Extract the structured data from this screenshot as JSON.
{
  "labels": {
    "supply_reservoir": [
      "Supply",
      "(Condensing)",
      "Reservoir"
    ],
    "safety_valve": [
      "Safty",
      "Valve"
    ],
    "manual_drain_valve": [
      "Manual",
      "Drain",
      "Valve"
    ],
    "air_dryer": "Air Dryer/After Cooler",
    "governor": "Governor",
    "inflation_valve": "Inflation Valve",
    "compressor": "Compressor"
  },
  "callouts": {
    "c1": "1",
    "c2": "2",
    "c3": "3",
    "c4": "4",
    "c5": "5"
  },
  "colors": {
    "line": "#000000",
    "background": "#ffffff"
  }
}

▸ **What is asked**: All of the entries above must be quoted exactly.

▸ **Task solution**:
Extract the structured data from this screenshot as JSON.
{
  "labels": {
    "supply_reservoir": [
      "Supply",
      "(Condensing)",
      "Reservoir"
    ],
    "safety_valve": [
      "Safty",
      "Valve"
    ],
    "manual_drain_valve": [
      "Manual",
      "Drain",
      "Valve"
    ],
    "air_dryer": "Air Dryer/After Cooler",
    "governor": "Governor",
    "inflation_valve": "Inflation Valve",
    "compressor": "Compressor"
  },
  "callouts": {
    "c1": "1",
    "c2": "2",
    "c3": "3",
    "c4": "4",
    "c5": "5"
  },
  "colors": {
    "line": "#000000",
    "background": "#ffffff"
  }
}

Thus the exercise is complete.